── DATA LINES

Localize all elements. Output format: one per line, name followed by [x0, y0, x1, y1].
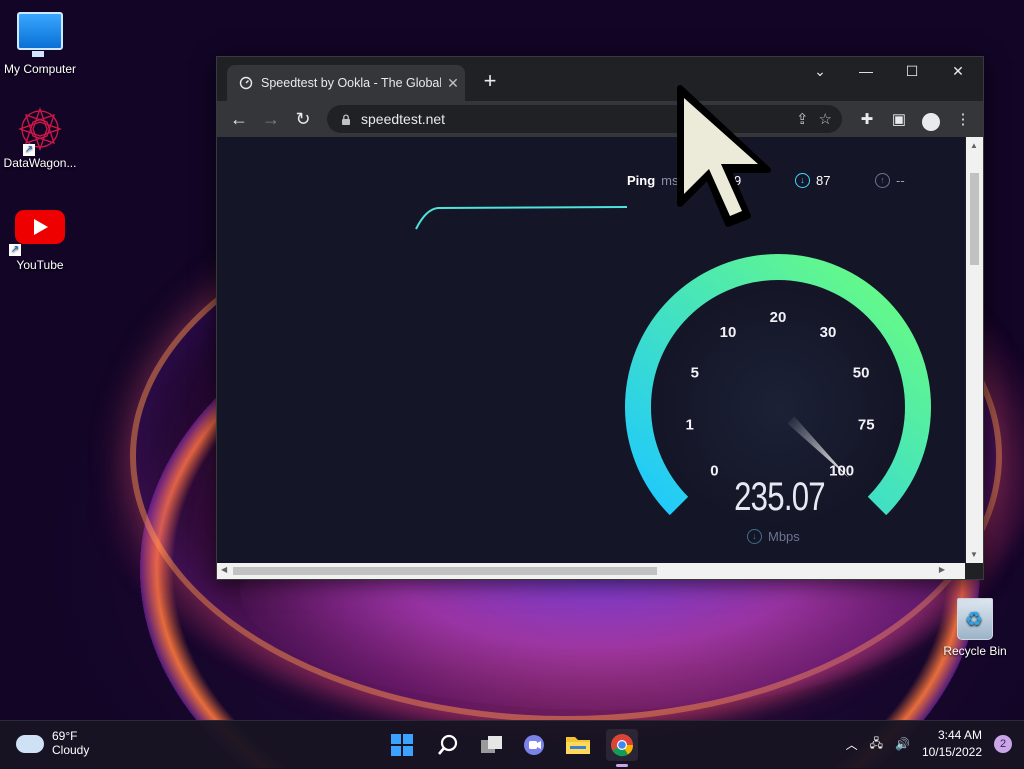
windows-logo-icon [391, 734, 413, 756]
gauge-tick-label: 0 [710, 463, 718, 480]
bookmark-star-icon[interactable]: ☆ [819, 110, 832, 128]
file-explorer-button[interactable] [562, 729, 594, 761]
arrow-right-icon: → [262, 108, 280, 129]
desktop-icon-label: Recycle Bin [943, 644, 1007, 658]
desktop-icon-label: DataWagon... [3, 156, 77, 170]
tab-strip: Speedtest by Ookla - The Global ✕ + ⌄ — … [217, 57, 983, 101]
share-icon[interactable]: ⇪ [796, 110, 809, 128]
ping-metric: Ping ms [627, 173, 679, 188]
upload-metric: ↑ -- [875, 173, 905, 188]
tab-speedtest[interactable]: Speedtest by Ookla - The Global ✕ [227, 65, 465, 101]
scroll-up-icon[interactable]: ▲ [970, 141, 978, 150]
speed-graph-line [415, 206, 628, 230]
maximize-button[interactable]: ☐ [897, 63, 927, 80]
gauge-tick-label: 5 [691, 365, 699, 382]
scroll-down-icon[interactable]: ▼ [970, 550, 978, 559]
download-unit-icon: ↓ [747, 529, 762, 544]
weather-widget[interactable]: 69°F Cloudy [16, 729, 89, 757]
weather-temp: 69°F [52, 729, 78, 743]
tab-close-icon[interactable]: ✕ [441, 75, 465, 92]
download-metric: ↓ 87 [795, 173, 830, 188]
scroll-right-icon[interactable]: ▶ [939, 565, 945, 574]
speed-value: 235.07 [734, 475, 826, 519]
speed-unit: Mbps [768, 529, 800, 544]
cloud-icon [16, 735, 44, 753]
computer-icon [17, 12, 63, 57]
system-tray: ︿ 🖧 🔊 3:44 AM 10/15/2022 2 [846, 727, 1012, 761]
desktop-icon-youtube[interactable]: ↗ YouTube [0, 210, 80, 272]
network-icon[interactable]: 🖧 [870, 734, 883, 755]
youtube-icon: ↗ [9, 210, 65, 256]
speed-unit-group: ↓ Mbps [747, 529, 800, 544]
desktop-icon-label: YouTube [16, 258, 64, 272]
scroll-left-icon[interactable]: ◀ [221, 565, 227, 574]
gauge-tick-label: 50 [853, 365, 870, 382]
upload-value: -- [896, 173, 905, 188]
mouse-cursor-icon [677, 85, 771, 227]
gauge-tick-label: 10 [720, 324, 737, 341]
side-panel-icon[interactable]: ▣ [885, 105, 913, 133]
arrow-left-icon: ← [230, 108, 248, 129]
tab-search-button[interactable]: ⌄ [805, 63, 835, 80]
gauge-tick-label: 20 [770, 309, 787, 326]
vertical-scroll-thumb[interactable] [970, 173, 979, 265]
clock-date: 10/15/2022 [921, 745, 982, 759]
clock[interactable]: 3:44 AM 10/15/2022 [922, 727, 982, 761]
back-button[interactable]: ← [223, 104, 255, 134]
ping-label: Ping [627, 173, 656, 188]
tab-title: Speedtest by Ookla - The Global [261, 76, 441, 90]
active-indicator [616, 764, 628, 767]
start-button[interactable] [386, 729, 418, 761]
download-arrow-icon: ↓ [795, 173, 810, 188]
gauge-tick-label: 1 [686, 417, 694, 434]
browser-toolbar: ← → ↻ speedtest.net ⇪ ☆ ✚ ▣ ⋮ [217, 101, 983, 137]
desktop-icon-datawagon[interactable]: ↗ DataWagon... [0, 106, 80, 170]
horizontal-scrollbar[interactable]: ◀ ▶ [217, 563, 965, 579]
task-view-button[interactable] [476, 729, 508, 761]
desktop-icon-recycle-bin[interactable]: ♻ Recycle Bin [935, 598, 1015, 658]
vertical-scrollbar[interactable]: ▲ ▼ [966, 137, 983, 563]
horizontal-scroll-thumb[interactable] [233, 567, 657, 575]
speedtest-favicon-icon [239, 76, 253, 90]
folder-icon [566, 737, 590, 754]
speed-graph [415, 206, 628, 230]
weather-desc: Cloudy [52, 743, 90, 757]
new-tab-button[interactable]: + [477, 69, 503, 95]
desktop-icon-label: My Computer [3, 62, 77, 76]
chrome-window: Speedtest by Ookla - The Global ✕ + ⌄ — … [216, 56, 984, 580]
reload-icon: ↻ [295, 108, 311, 129]
shortcut-arrow-icon: ↗ [9, 244, 21, 256]
menu-kebab-icon[interactable]: ⋮ [949, 105, 977, 133]
minimize-button[interactable]: — [851, 63, 881, 79]
chrome-taskbar-button[interactable] [606, 729, 638, 767]
profile-button[interactable] [917, 105, 945, 133]
close-window-button[interactable]: ✕ [943, 63, 973, 80]
volume-icon[interactable]: 🔊 [895, 737, 910, 751]
teams-chat-button[interactable] [518, 729, 550, 761]
datawagon-icon: ↗ [17, 106, 63, 156]
search-icon [438, 734, 458, 755]
search-button[interactable] [432, 729, 464, 761]
extensions-puzzle-icon[interactable]: ✚ [853, 105, 881, 133]
avatar-icon [922, 112, 940, 131]
forward-button[interactable]: → [255, 104, 287, 134]
reload-button[interactable]: ↻ [287, 104, 319, 134]
task-view-icon [481, 736, 502, 753]
download-value: 87 [816, 173, 831, 188]
lock-icon [342, 113, 350, 125]
clock-time: 3:44 AM [937, 728, 982, 742]
chrome-icon [611, 734, 634, 757]
upload-arrow-icon: ↑ [875, 173, 890, 188]
shortcut-arrow-icon: ↗ [23, 144, 35, 156]
gauge-tick-label: 30 [820, 324, 837, 341]
chevron-up-icon[interactable]: ︿ [846, 736, 858, 753]
speedtest-page: Ping ms ≈ 9 ↓ 87 ↑ -- [217, 137, 965, 563]
teams-chat-icon [524, 735, 544, 755]
recycle-bin-icon: ♻ [957, 598, 993, 640]
notification-badge[interactable]: 2 [994, 735, 1012, 753]
gauge-tick-label: 75 [858, 417, 875, 434]
desktop-icon-my-computer[interactable]: My Computer [0, 12, 80, 76]
taskbar: 69°F Cloudy ︿ 🖧 🔊 3:44 AM 10/15/2022 2 [0, 720, 1024, 769]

────

◆ WHAT THE TASK REQUIRES
Convert every line of the records above into a Markdown table with the columns Row and Line, numbering the rows and skipping blank lines. Leave the pictures out.

◆ EXERCISE SOLUTION
| Row | Line |
|---|---|
| 1 | Localize all elements. Output format: one per line, name followed by [x0, y0, x1, y1]. |
| 2 | windows-logo-icon [391, 734, 413, 756] |
| 3 | gauge-tick-label: 0 [710, 463, 718, 480] |
| 4 | bookmark-star-icon[interactable]: ☆ [819, 110, 832, 128] |
| 5 | file-explorer-button[interactable] [562, 729, 594, 761] |
| 6 | arrow-right-icon: → [262, 108, 280, 129] |
| 7 | desktop-icon-label: Recycle Bin [943, 644, 1007, 658] |
| 8 | desktop-icon-label: DataWagon... [3, 156, 77, 170] |
| 9 | tab-strip: Speedtest by Ookla - The Global ✕ + ⌄ — … [217, 57, 983, 101] |
| 10 | share-icon[interactable]: ⇪ [796, 110, 809, 128] |
| 11 | ping-metric: Ping ms [627, 173, 679, 188] |
| 12 | upload-metric: ↑ -- [875, 173, 905, 188] |
| 13 | tab-speedtest[interactable]: Speedtest by Ookla - The Global ✕ [227, 65, 465, 101] |
| 14 | scroll-up-icon[interactable]: ▲ [970, 141, 978, 150] |
| 15 | speed-graph-line [415, 206, 628, 230] |
| 16 | maximize-button[interactable]: ☐ [897, 63, 927, 80] |
| 17 | gauge-tick-label: 5 [691, 365, 699, 382] |
| 18 | scroll-down-icon[interactable]: ▼ [970, 550, 978, 559] |
| 19 | download-unit-icon: ↓ [747, 529, 762, 544] |
| 20 | weather-widget[interactable]: 69°F Cloudy [16, 729, 89, 757] |
| 21 | weather-temp: 69°F [52, 729, 78, 743] |
| 22 | tab-close-icon[interactable]: ✕ [441, 75, 465, 92] |
| 23 | download-metric: ↓ 87 [795, 173, 830, 188] |
| 24 | scroll-right-icon[interactable]: ▶ [939, 565, 945, 574] |
| 25 | speed-value: 235.07 [734, 475, 826, 519] |
| 26 | speed-unit: Mbps [768, 529, 800, 544] |
| 27 | cloud-icon [16, 735, 44, 753] |
| 28 | computer-icon [17, 12, 63, 57] |
| 29 | system-tray: ︿ 🖧 🔊 3:44 AM 10/15/2022 2 [846, 727, 1012, 761] |
| 30 | desktop-icon-youtube[interactable]: ↗ YouTube [0, 210, 80, 272] |
| 31 | network-icon[interactable]: 🖧 [870, 734, 883, 755] |
| 32 | youtube-icon: ↗ [9, 210, 65, 256] |
| 33 | speed-unit-group: ↓ Mbps [747, 529, 800, 544] |
| 34 | desktop-icon-label: YouTube [16, 258, 64, 272] |
| 35 | scroll-left-icon[interactable]: ◀ [221, 565, 227, 574] |
| 36 | gauge-tick-label: 50 [853, 365, 870, 382] |
| 37 | upload-value: -- [896, 173, 905, 188] |
| 38 | mouse-cursor-icon [677, 85, 771, 227] |
| 39 | gauge-tick-label: 10 [720, 324, 737, 341] |
| 40 | side-panel-icon[interactable]: ▣ [885, 105, 913, 133] |
| 41 | arrow-left-icon: ← [230, 108, 248, 129] |
| 42 | tab-search-button[interactable]: ⌄ [805, 63, 835, 80] |
| 43 | gauge-tick-label: 20 [770, 309, 787, 326] |
| 44 | vertical-scroll-thumb[interactable] [970, 173, 979, 265] |
| 45 | clock-date: 10/15/2022 [921, 745, 982, 759] |
| 46 | clock[interactable]: 3:44 AM 10/15/2022 [922, 727, 982, 761] |
| 47 | back-button[interactable]: ← [223, 104, 255, 134] |
| 48 | ping-label: Ping [627, 173, 656, 188] |
| 49 | tab-title: Speedtest by Ookla - The Global [261, 76, 441, 90] |
| 50 | active-indicator [616, 764, 628, 767] |
| 51 | start-button[interactable] [386, 729, 418, 761] |
| 52 | download-arrow-icon: ↓ [795, 173, 810, 188] |
| 53 | gauge-tick-label: 1 [686, 417, 694, 434] |
| 54 | browser-toolbar: ← → ↻ speedtest.net ⇪ ☆ ✚ ▣ ⋮ [217, 101, 983, 137] |
| 55 | desktop-icon-datawagon[interactable]: ↗ DataWagon... [0, 106, 80, 170] |
| 56 | horizontal-scrollbar[interactable]: ◀ ▶ [217, 563, 965, 579] |
| 57 | task-view-button[interactable] [476, 729, 508, 761] |
| 58 | desktop-icon-recycle-bin[interactable]: ♻ Recycle Bin [935, 598, 1015, 658] |
| 59 | vertical-scrollbar[interactable]: ▲ ▼ [966, 137, 983, 563] |
| 60 | horizontal-scroll-thumb[interactable] [233, 567, 657, 575] |
| 61 | speedtest-favicon-icon [239, 76, 253, 90] |
| 62 | folder-icon [566, 737, 590, 754] |
| 63 | speed-graph [415, 206, 628, 230] |
| 64 | weather-desc: Cloudy [52, 743, 90, 757] |
| 65 | new-tab-button[interactable]: + [477, 69, 503, 95] |
| 66 | desktop-icon-label: My Computer [3, 62, 77, 76] |
| 67 | chrome-window: Speedtest by Ookla - The Global ✕ + ⌄ — … [216, 56, 984, 580] |
| 68 | reload-icon: ↻ [295, 108, 311, 129] |
| 69 | shortcut-arrow-icon: ↗ [9, 244, 21, 256] |
| 70 | menu-kebab-icon[interactable]: ⋮ [949, 105, 977, 133] |
| 71 | minimize-button[interactable]: — [851, 63, 881, 79] |
| 72 | chrome-taskbar-button[interactable] [606, 729, 638, 767] |
| 73 | profile-button[interactable] [917, 105, 945, 133] |
| 74 | close-window-button[interactable]: ✕ [943, 63, 973, 80] |
| 75 | volume-icon[interactable]: 🔊 [895, 737, 910, 751] |
| 76 | teams-chat-button[interactable] [518, 729, 550, 761] |
| 77 | datawagon-icon: ↗ [17, 106, 63, 156] |
| 78 | search-icon [438, 734, 458, 755] |
| 79 | search-button[interactable] [432, 729, 464, 761] |
| 80 | extensions-puzzle-icon[interactable]: ✚ [853, 105, 881, 133] |
| 81 | avatar-icon [922, 112, 940, 131] |
| 82 | forward-button[interactable]: → [255, 104, 287, 134] |
| 83 | reload-button[interactable]: ↻ [287, 104, 319, 134] |
| 84 | task-view-icon [481, 736, 502, 753] |
| 85 | download-value: 87 [816, 173, 831, 188] |
| 86 | lock-icon [342, 113, 350, 125] |
| 87 | clock-time: 3:44 AM [937, 728, 982, 742] |
| 88 | chrome-icon [611, 734, 634, 757] |
| 89 | upload-arrow-icon: ↑ [875, 173, 890, 188] |
| 90 | shortcut-arrow-icon: ↗ [23, 144, 35, 156] |
| 91 | gauge-tick-label: 30 [820, 324, 837, 341] |
| 92 | chevron-up-icon[interactable]: ︿ [846, 736, 858, 753] |
| 93 | speedtest-page: Ping ms ≈ 9 ↓ 87 ↑ -- [217, 137, 965, 563] |
| 94 | teams-chat-icon [524, 735, 544, 755] |
| 95 | recycle-bin-icon: ♻ [957, 598, 993, 640] |
| 96 | notification-badge[interactable]: 2 [994, 735, 1012, 753] |
| 97 | gauge-tick-label: 75 [858, 417, 875, 434] |
| 98 | desktop-icon-my-computer[interactable]: My Computer [0, 12, 80, 76] |
| 99 | taskbar: 69°F Cloudy ︿ 🖧 🔊 3:44 AM 10/15/2022 2 [0, 720, 1024, 769] |